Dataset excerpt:
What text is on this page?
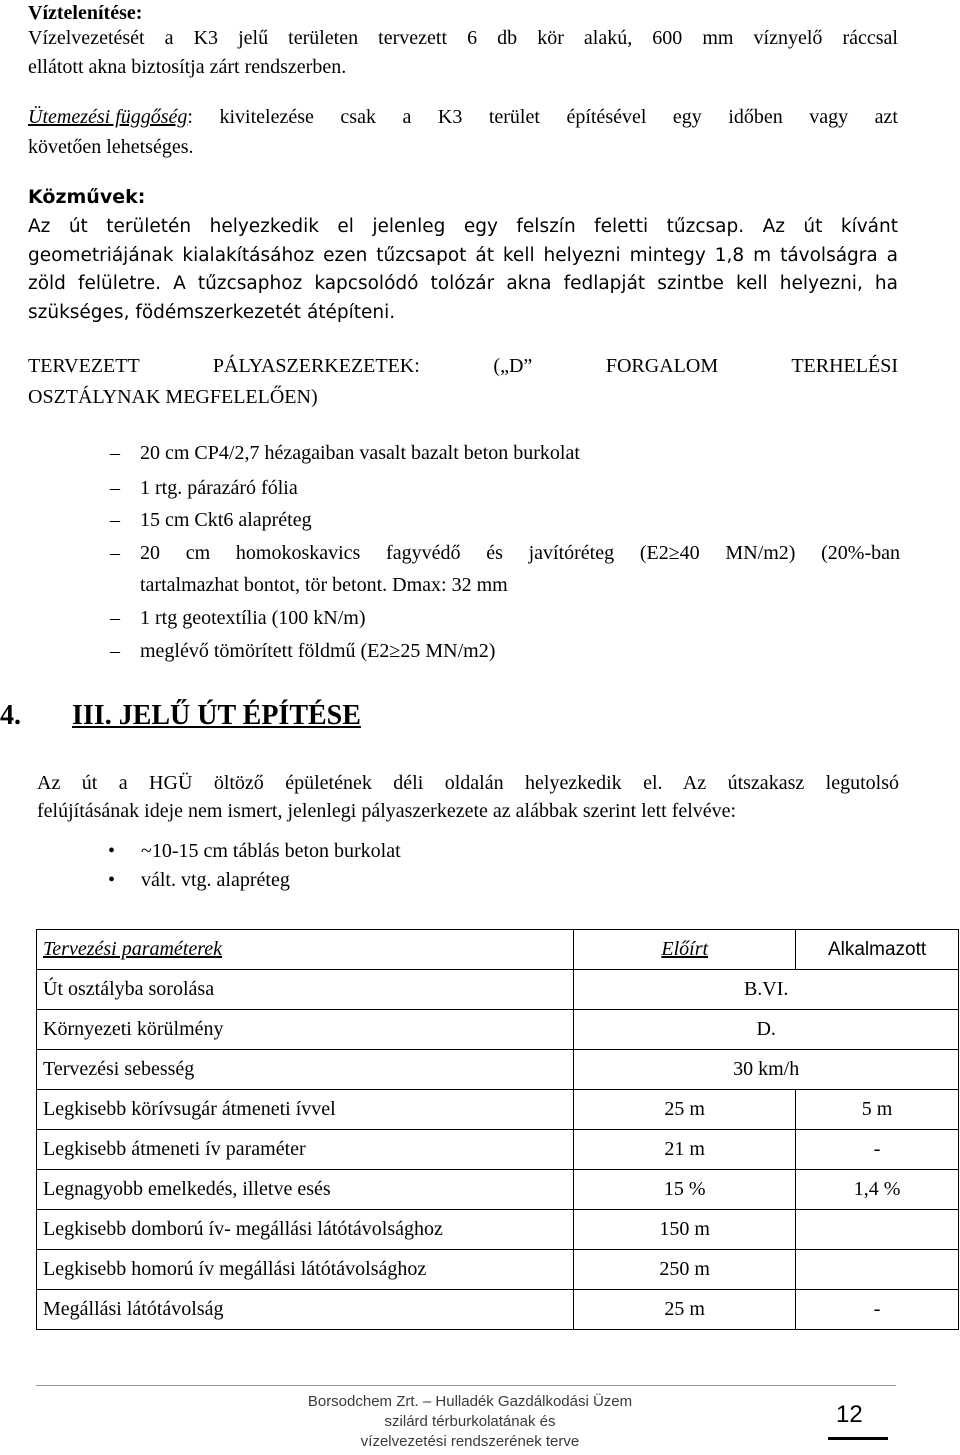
Víztelenítése:
Vízelvezetését a K3 jelű területen tervezett 6 db kör alakú, 600 mm víznyelő ráccsal
ellátott akna biztosítja zárt rendszerben.
Ütemezési függőség : kivitelezése csak a K3 terület építésével egy időben vagy azt
követően lehetséges.
Közművek:
Az út területén helyezkedik el jelenleg egy felszín feletti tűzcsap. Az út kívánt
geometriájának kialakításához ezen tűzcsapot át kell helyezni mintegy 1,8 m távolságra a
zöld felületre. A tűzcsaphoz kapcsolódó tolózár akna fedlapját szintbe kell helyezni, ha
szükséges, födémszerkezetét átépíteni.
TERVEZETT PÁLYASZERKEZETEK: („D” FORGALOM TERHELÉSI
OSZTÁLYNAK MEGFELELŐEN)
– 20 cm CP4/2,7 hézagaiban vasalt bazalt beton burkolat
– 1 rtg. párazáró fólia
– 15 cm Ckt6 alapréteg
– 20 cm homokoskavics fagyvédő és javítóréteg (E2≥40 MN/m2) (20%-ban
tartalmazhat bontot, tör betont. Dmax: 32 mm
– 1 rtg geotextília (100 kN/m)
– meglévő tömörített földmű (E2≥25 MN/m2)
4. III. JELŰ ÚT ÉPÍTÉSE
Az út a HGÜ öltöző épületének déli oldalán helyezkedik el. Az útszakasz legutolsó
felújításának ideje nem ismert, jelenlegi pályaszerkezete az alábbak szerint lett felvéve:
• ~10-15 cm táblás beton burkolat
• vált. vtg. alapréteg
Tervezési paraméterek	Előírt	Alkalmazott
Út osztályba sorolása	B.VI.	
Környezeti körülmény	D.	
Tervezési sebesség	30 km/h	
Legkisebb körívsugár átmeneti ívvel	25 m	5 m
Legkisebb átmeneti ív paraméter	21 m	-
Legnagyobb emelkedés, illetve esés	15 %	1,4 %
Legkisebb domború ív- megállási látótávolsághoz	150 m	
Legkisebb homorú ív megállási látótávolsághoz	250 m	
Megállási látótávolság	25 m	-
Borsodchem Zrt. – Hulladék Gazdálkodási Üzem
szilárd térburkolatának és
vízelvezetési rendszerének terve
12
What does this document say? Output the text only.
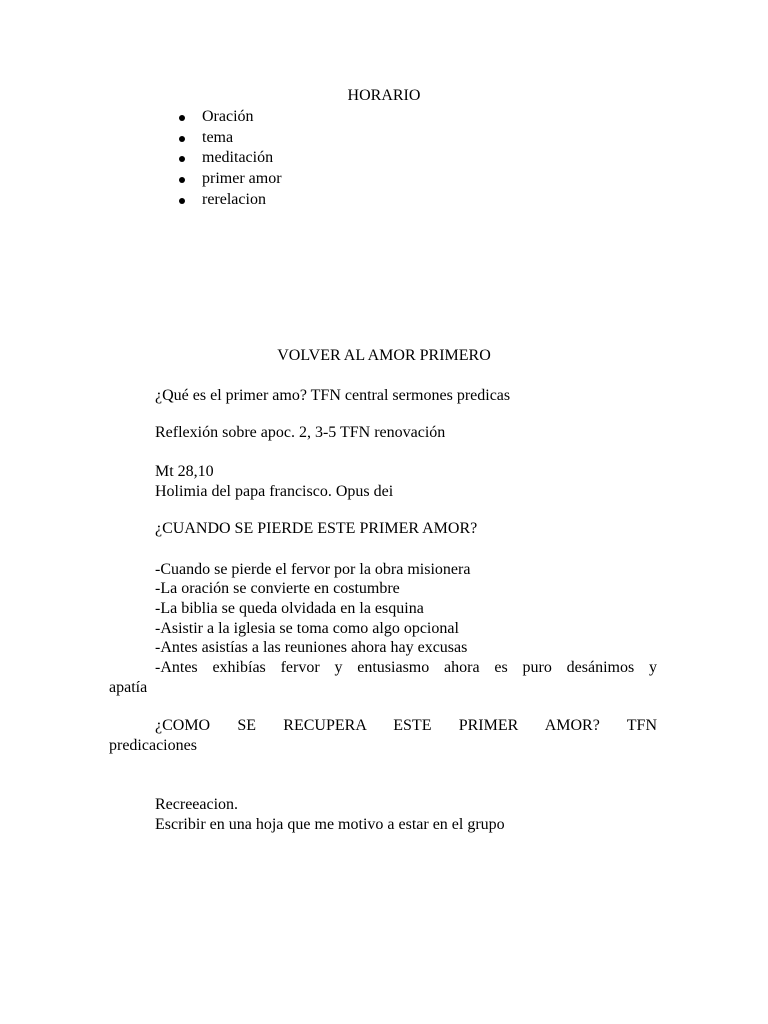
HORARIO
Oración
tema
meditación
primer amor
rerelacion
VOLVER AL AMOR PRIMERO
¿Qué es el primer amo? TFN central sermones predicas
Reflexión sobre apoc. 2, 3-5 TFN renovación
Mt 28,10
Holimia del papa francisco. Opus dei
¿CUANDO SE PIERDE ESTE PRIMER AMOR?
-Cuando se pierde el fervor por la obra misionera
-La oración se convierte en costumbre
-La biblia se queda olvidada en la esquina
-Asistir a la iglesia se toma como algo opcional
-Antes asistías a las reuniones ahora hay excusas
-Antes exhibías fervor y entusiasmo ahora es puro desánimos y
apatía
¿COMO SE RECUPERA ESTE PRIMER AMOR? TFN
predicaciones
Recreeacion.
Escribir en una hoja que me motivo a estar en el grupo
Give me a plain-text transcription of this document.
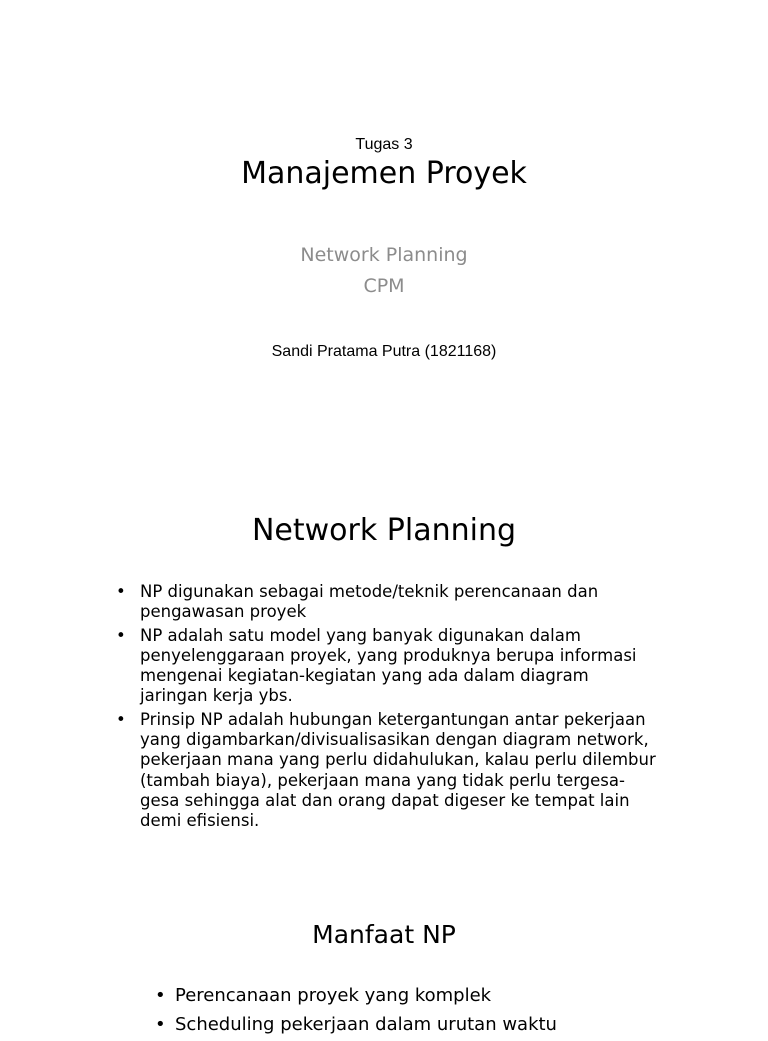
Tugas 3
Manajemen Proyek
Network Planning
CPM
Sandi Pratama Putra (1821168)
Network Planning
• NP digunakan sebagai metode/teknik perencanaan dan pengawasan proyek
• NP adalah satu model yang banyak digunakan dalam penyelenggaraan proyek, yang produknya berupa informasi mengenai kegiatan-kegiatan yang ada dalam diagram jaringan kerja ybs.
• Prinsip NP adalah hubungan ketergantungan antar pekerjaan yang digambarkan/divisualisasikan dengan diagram network, pekerjaan mana yang perlu didahulukan, kalau perlu dilembur (tambah biaya), pekerjaan mana yang tidak perlu tergesa-gesa sehingga alat dan orang dapat digeser ke tempat lain demi efisiensi.
Manfaat NP
• Perencanaan proyek yang komplek
• Scheduling pekerjaan dalam urutan waktu
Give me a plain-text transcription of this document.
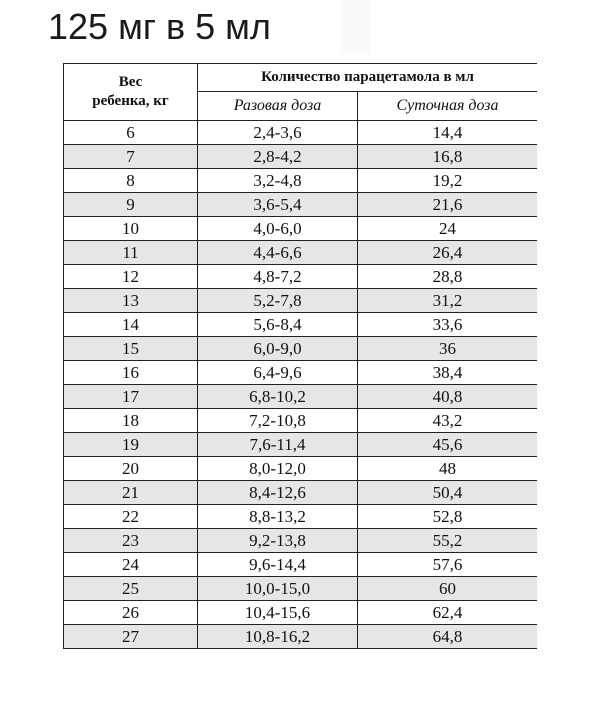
125 мг в 5 мл
Вес
ребенка, кг	Количество парацетамола в мл	
	Разовая доза	Суточная доза
6	2,4-3,6	14,4
7	2,8-4,2	16,8
8	3,2-4,8	19,2
9	3,6-5,4	21,6
10	4,0-6,0	24
11	4,4-6,6	26,4
12	4,8-7,2	28,8
13	5,2-7,8	31,2
14	5,6-8,4	33,6
15	6,0-9,0	36
16	6,4-9,6	38,4
17	6,8-10,2	40,8
18	7,2-10,8	43,2
19	7,6-11,4	45,6
20	8,0-12,0	48
21	8,4-12,6	50,4
22	8,8-13,2	52,8
23	9,2-13,8	55,2
24	9,6-14,4	57,6
25	10,0-15,0	60
26	10,4-15,6	62,4
27	10,8-16,2	64,8
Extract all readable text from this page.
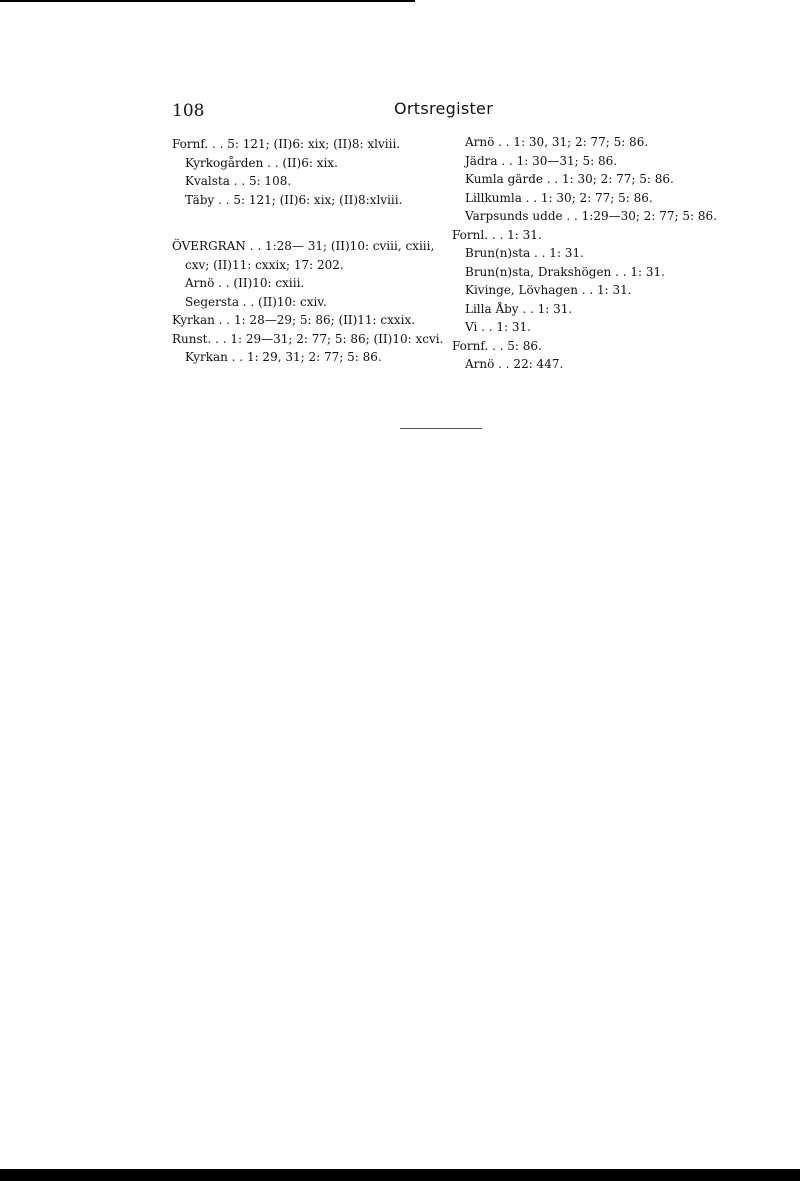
108	Ortsregister
Fornf. . . 5: 121; (II)6: xix; (II)8: xlviii.
Kyrkogården . . (II)6: xix.
Kvalsta . . 5: 108.
Täby . . 5: 121; (II)6: xix; (II)8:xlviii.
ÖVERGRAN . . 1:28— 31; (II)10: cviii, cxiii, cxv; (II)11: cxxix; 17: 202.
Arnö . . (II)10: cxiii.
Segersta . . (II)10: cxiv.
Kyrkan . . 1: 28—29; 5: 86; (II)11: cxxix.
Runst. . . 1: 29—31; 2: 77; 5: 86; (II)10: xcvi.
Kyrkan . . 1: 29, 31; 2: 77; 5: 86.
Arnö . . 1: 30, 31; 2: 77; 5: 86.
Jädra . . 1: 30—31; 5: 86.
Kumla gärde . . 1: 30; 2: 77; 5: 86.
Lillkumla . . 1: 30; 2: 77; 5: 86.
Varpsunds udde . . 1:29—30; 2: 77; 5: 86.
Fornl. . . 1: 31.
Brun(n)sta . . 1: 31.
Brun(n)sta, Drakshögen . . 1: 31.
Kivinge, Lövhagen . . 1: 31.
Lilla Åby . . 1: 31.
Vi . . 1: 31.
Fornf. . . 5: 86.
Arnö . . 22: 447.
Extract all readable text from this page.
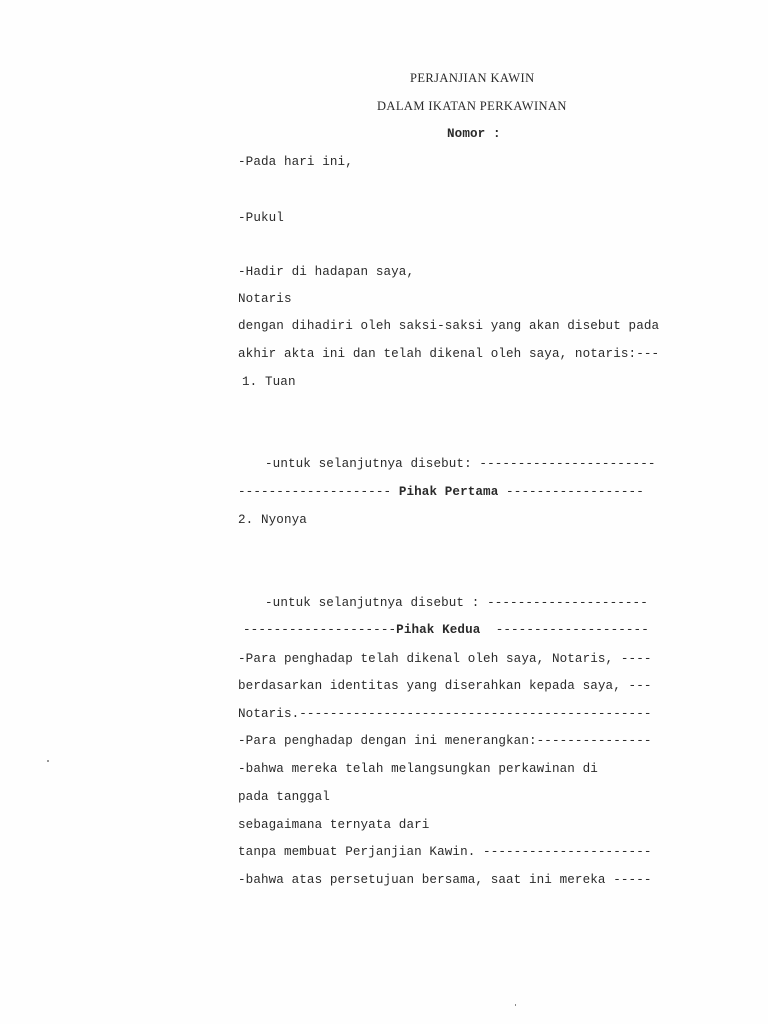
PERJANJIAN KAWIN
DALAM IKATAN PERKAWINAN
Nomor :
-Pada hari ini,
-Pukul
-Hadir di hadapan saya,
Notaris
dengan dihadiri oleh saksi-saksi yang akan disebut pada
akhir akta ini dan telah dikenal oleh saya, notaris:---
1. Tuan
-untuk selanjutnya disebut: -----------------------
-------------------- Pihak Pertama ------------------
2. Nyonya
-untuk selanjutnya disebut : ---------------------
--------------------Pihak Kedua  --------------------
-Para penghadap telah dikenal oleh saya, Notaris, ----
berdasarkan identitas yang diserahkan kepada saya, ---
Notaris.----------------------------------------------
-Para penghadap dengan ini menerangkan:---------------
-bahwa mereka telah melangsungkan perkawinan di
pada tanggal
sebagaimana ternyata dari
tanpa membuat Perjanjian Kawin. ----------------------
-bahwa atas persetujuan bersama, saat ini mereka -----
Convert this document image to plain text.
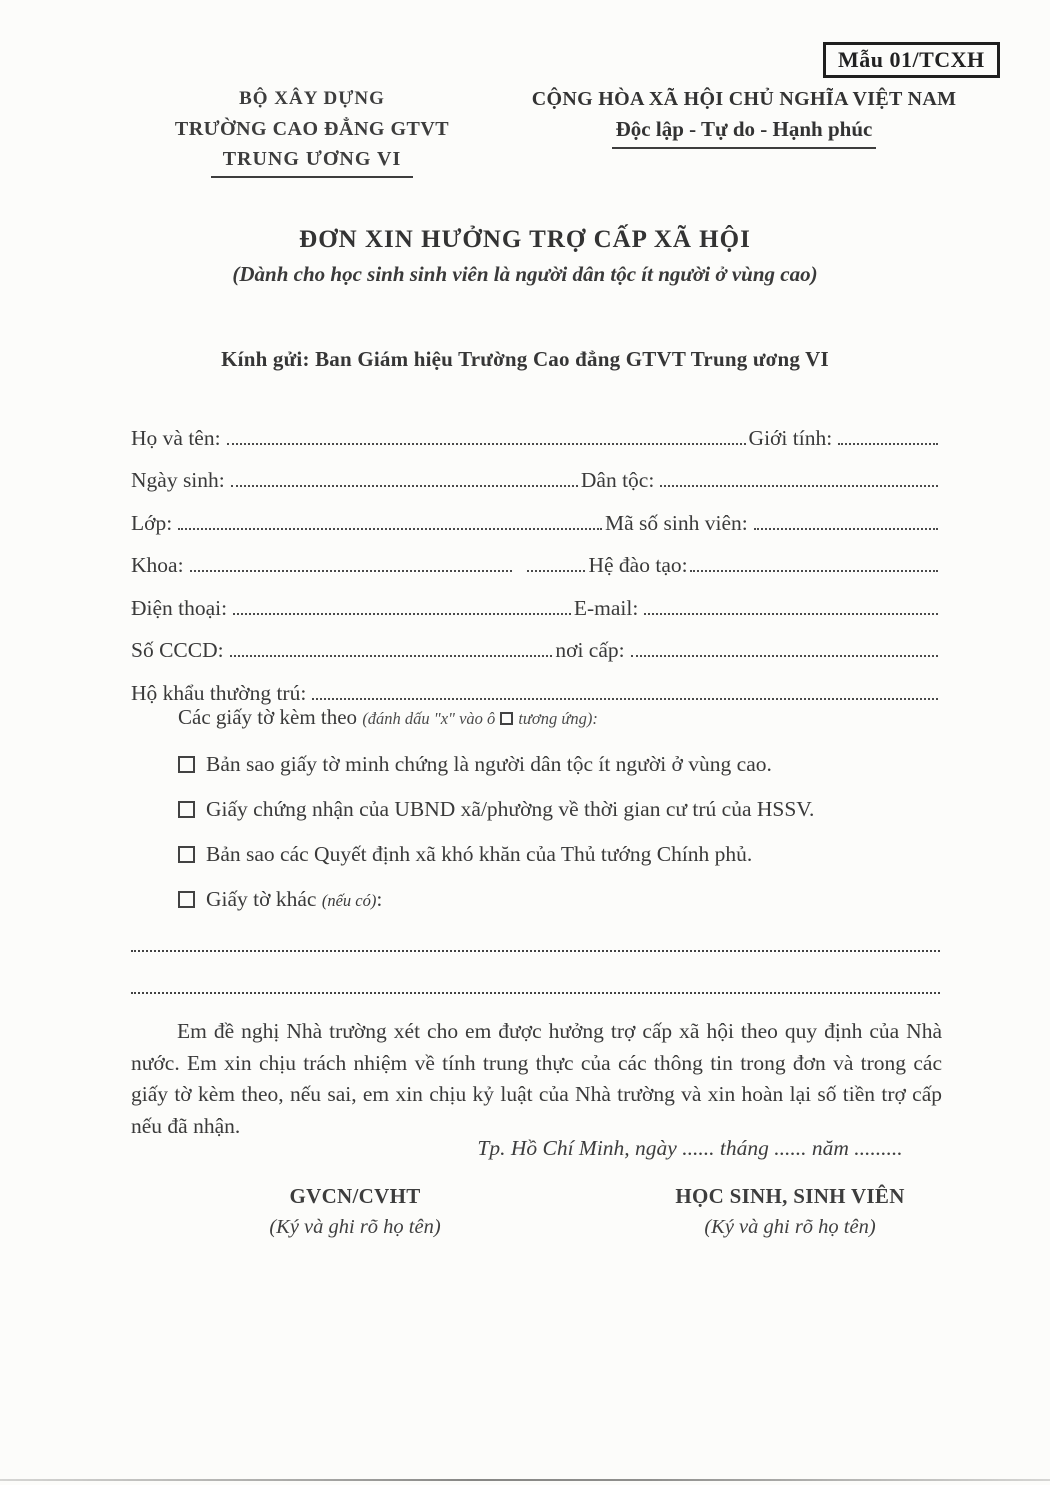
Mẫu 01/TCXH
BỘ XÂY DỰNG
TRƯỜNG CAO ĐẲNG GTVT
TRUNG ƯƠNG VI
CỘNG HÒA XÃ HỘI CHỦ NGHĨA VIỆT NAM
Độc lập - Tự do - Hạnh phúc
ĐƠN XIN HƯỞNG TRỢ CẤP XÃ HỘI
(Dành cho học sinh sinh viên là người dân tộc ít người ở vùng cao)
Kính gửi: Ban Giám hiệu Trường Cao đẳng GTVT Trung ương VI
Họ và tên:	Giới tính:
Ngày sinh:	Dân tộc:
Lớp:	Mã số sinh viên:
Khoa:	Hệ đào tạo:
Điện thoại:	E-mail:
Số CCCD:	nơi cấp:
Hộ khẩu thường trú:
Các giấy tờ kèm theo (đánh dấu "x" vào ô tương ứng):
Bản sao giấy tờ minh chứng là người dân tộc ít người ở vùng cao.
Giấy chứng nhận của UBND xã/phường về thời gian cư trú của HSSV.
Bản sao các Quyết định xã khó khăn của Thủ tướng Chính phủ.
Giấy tờ khác (nếu có):
Em đề nghị Nhà trường xét cho em được hưởng trợ cấp xã hội theo quy định của Nhà nước. Em xin chịu trách nhiệm về tính trung thực của các thông tin trong đơn và trong các giấy tờ kèm theo, nếu sai, em xin chịu kỷ luật của Nhà trường và xin hoàn lại số tiền trợ cấp nếu đã nhận.
Tp. Hồ Chí Minh, ngày ...... tháng ...... năm .........
GVCN/CVHT
(Ký và ghi rõ họ tên)
HỌC SINH, SINH VIÊN
(Ký và ghi rõ họ tên)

• **PROBLEM DESCRIPTION**
How many lines in these entries hold the string "alapréteg"? Answer with the number alone.

• **SOLUTION TO THE PROBLEM**
2